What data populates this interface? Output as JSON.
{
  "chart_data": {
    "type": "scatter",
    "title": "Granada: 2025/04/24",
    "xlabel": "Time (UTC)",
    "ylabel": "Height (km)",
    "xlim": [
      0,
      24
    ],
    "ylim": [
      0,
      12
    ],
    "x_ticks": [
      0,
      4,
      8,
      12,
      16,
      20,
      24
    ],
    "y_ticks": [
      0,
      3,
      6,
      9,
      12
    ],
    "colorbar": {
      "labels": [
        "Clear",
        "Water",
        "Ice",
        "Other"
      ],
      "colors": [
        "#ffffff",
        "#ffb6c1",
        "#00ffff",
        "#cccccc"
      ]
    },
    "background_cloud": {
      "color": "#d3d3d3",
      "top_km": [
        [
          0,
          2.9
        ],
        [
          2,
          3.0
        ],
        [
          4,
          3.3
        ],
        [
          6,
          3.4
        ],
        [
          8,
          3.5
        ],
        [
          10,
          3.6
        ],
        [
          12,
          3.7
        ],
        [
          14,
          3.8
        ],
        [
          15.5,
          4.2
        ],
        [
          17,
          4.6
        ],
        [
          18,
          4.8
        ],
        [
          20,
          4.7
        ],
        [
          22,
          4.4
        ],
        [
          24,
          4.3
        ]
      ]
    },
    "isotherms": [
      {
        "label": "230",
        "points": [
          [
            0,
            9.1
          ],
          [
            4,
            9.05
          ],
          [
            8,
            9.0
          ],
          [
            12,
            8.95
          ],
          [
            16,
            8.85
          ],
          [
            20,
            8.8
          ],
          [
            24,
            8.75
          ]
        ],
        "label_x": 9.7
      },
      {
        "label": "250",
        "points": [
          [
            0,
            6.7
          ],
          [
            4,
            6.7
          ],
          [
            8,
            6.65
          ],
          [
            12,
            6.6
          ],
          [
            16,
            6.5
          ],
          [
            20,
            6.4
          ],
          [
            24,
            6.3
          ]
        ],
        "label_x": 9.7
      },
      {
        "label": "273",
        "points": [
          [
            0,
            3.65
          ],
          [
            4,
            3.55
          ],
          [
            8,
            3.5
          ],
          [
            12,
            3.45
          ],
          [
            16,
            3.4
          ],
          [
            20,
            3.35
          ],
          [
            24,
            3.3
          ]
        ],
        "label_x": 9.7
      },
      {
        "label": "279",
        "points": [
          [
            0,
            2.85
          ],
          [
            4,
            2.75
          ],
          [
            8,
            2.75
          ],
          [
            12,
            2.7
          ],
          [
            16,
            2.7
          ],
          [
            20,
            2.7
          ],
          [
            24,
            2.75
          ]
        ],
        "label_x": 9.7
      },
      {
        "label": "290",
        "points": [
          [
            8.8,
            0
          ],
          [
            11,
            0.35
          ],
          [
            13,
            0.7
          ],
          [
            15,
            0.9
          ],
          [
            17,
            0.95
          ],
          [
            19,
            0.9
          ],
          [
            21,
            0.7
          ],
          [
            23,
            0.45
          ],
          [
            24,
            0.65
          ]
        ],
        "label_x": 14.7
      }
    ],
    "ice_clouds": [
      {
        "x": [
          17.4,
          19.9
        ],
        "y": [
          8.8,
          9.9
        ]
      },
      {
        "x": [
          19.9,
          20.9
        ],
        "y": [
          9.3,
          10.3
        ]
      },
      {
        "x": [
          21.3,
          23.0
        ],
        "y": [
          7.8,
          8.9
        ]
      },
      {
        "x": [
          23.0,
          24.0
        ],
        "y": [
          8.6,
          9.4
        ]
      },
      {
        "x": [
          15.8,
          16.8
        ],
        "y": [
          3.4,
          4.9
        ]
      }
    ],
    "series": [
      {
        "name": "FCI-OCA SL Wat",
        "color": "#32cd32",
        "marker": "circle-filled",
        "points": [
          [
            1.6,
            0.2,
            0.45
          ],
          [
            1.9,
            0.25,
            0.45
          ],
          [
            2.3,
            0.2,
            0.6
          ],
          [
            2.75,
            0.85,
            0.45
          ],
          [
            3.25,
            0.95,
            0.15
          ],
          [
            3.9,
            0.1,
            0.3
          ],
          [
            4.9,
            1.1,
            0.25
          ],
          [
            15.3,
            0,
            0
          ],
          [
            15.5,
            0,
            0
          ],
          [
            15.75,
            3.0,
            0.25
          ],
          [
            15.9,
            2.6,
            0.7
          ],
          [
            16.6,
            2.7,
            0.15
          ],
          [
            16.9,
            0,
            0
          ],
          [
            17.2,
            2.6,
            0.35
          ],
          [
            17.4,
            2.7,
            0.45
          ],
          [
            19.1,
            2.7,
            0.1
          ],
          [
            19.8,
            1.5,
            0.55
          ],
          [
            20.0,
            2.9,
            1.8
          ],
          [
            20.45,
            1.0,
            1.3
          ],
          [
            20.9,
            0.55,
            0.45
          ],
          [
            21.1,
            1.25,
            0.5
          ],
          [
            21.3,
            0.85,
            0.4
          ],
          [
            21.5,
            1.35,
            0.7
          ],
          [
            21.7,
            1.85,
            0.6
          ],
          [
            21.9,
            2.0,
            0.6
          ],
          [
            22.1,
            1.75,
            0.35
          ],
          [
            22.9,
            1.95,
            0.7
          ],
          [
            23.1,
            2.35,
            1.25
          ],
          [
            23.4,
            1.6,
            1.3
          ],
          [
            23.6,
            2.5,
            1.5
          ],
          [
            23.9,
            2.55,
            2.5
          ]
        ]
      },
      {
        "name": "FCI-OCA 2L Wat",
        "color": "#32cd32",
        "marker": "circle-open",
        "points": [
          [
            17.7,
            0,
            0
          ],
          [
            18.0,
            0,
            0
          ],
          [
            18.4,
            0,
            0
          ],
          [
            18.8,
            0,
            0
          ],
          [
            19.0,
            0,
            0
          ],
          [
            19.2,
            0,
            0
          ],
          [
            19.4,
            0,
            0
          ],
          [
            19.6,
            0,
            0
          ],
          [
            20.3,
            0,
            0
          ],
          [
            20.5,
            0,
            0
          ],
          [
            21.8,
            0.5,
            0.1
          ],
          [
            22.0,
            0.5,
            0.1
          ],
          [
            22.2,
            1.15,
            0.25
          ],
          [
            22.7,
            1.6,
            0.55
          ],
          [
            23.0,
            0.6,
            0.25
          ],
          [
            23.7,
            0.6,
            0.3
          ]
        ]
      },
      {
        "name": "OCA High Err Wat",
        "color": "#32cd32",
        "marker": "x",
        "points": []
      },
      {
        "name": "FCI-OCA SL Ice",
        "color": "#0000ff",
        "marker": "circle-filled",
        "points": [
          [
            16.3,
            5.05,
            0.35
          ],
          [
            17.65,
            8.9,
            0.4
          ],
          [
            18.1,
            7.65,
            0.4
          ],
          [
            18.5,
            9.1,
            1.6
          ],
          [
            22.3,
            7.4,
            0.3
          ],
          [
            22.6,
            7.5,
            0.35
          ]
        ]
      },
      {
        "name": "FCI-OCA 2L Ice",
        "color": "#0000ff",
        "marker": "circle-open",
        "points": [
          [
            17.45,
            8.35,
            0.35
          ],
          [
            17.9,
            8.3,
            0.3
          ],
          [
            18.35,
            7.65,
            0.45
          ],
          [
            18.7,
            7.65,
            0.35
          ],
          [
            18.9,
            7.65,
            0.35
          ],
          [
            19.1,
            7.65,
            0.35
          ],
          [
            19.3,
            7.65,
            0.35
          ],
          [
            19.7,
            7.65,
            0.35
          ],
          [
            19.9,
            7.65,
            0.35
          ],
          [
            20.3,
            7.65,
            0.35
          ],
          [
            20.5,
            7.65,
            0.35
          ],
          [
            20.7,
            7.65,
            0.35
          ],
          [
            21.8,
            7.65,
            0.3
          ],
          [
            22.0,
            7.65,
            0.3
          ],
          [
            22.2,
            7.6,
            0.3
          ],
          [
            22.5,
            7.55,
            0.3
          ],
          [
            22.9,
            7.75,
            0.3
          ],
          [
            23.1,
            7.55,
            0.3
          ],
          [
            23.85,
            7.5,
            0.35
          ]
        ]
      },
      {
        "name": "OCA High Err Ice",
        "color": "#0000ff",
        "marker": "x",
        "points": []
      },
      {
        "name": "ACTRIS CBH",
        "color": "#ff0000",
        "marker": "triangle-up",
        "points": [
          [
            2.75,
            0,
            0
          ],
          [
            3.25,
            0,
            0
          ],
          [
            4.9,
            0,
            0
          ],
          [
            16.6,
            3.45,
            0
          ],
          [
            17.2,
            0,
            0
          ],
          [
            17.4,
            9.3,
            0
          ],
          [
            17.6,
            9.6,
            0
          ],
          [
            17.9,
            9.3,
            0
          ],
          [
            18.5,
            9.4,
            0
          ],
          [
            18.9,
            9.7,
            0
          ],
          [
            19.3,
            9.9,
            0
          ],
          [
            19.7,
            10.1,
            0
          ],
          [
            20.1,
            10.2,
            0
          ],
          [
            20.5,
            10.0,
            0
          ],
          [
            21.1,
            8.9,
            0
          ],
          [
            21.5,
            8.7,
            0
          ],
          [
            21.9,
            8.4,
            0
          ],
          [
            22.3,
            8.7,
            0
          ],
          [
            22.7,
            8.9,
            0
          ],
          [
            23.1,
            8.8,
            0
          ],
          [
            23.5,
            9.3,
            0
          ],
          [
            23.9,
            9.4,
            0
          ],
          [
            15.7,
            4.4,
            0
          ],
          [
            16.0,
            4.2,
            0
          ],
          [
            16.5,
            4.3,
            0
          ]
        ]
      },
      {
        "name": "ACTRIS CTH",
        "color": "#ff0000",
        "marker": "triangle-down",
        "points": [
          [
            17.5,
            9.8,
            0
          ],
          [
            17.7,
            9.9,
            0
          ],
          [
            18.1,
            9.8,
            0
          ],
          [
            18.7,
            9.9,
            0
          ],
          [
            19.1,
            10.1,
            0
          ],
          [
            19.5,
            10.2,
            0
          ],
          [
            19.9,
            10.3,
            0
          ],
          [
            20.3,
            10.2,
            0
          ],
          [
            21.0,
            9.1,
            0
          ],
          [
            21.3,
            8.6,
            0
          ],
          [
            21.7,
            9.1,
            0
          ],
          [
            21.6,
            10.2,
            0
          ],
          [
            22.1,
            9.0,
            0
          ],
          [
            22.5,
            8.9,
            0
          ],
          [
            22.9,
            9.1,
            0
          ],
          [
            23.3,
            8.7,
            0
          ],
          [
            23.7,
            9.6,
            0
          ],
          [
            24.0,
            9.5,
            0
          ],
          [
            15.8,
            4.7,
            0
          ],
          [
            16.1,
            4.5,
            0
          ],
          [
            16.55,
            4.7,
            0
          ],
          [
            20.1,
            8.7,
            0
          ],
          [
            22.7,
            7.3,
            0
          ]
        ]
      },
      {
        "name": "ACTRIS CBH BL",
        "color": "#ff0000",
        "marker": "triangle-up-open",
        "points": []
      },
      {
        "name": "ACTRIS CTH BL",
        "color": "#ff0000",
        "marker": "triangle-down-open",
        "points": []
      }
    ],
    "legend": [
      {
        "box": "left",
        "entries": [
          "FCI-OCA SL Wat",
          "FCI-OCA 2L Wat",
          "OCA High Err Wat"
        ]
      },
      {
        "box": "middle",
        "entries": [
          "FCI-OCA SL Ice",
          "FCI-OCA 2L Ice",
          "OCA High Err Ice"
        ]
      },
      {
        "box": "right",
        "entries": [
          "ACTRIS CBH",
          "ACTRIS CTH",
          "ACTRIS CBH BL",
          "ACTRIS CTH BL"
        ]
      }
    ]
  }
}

■ ■ ■ ■

**INSTRUCTIONS TO FOLLOW:** Count how many lines of the listing above include "triangle" and report that number alone.

**RESPONSE TO THE EXERCISE:** 4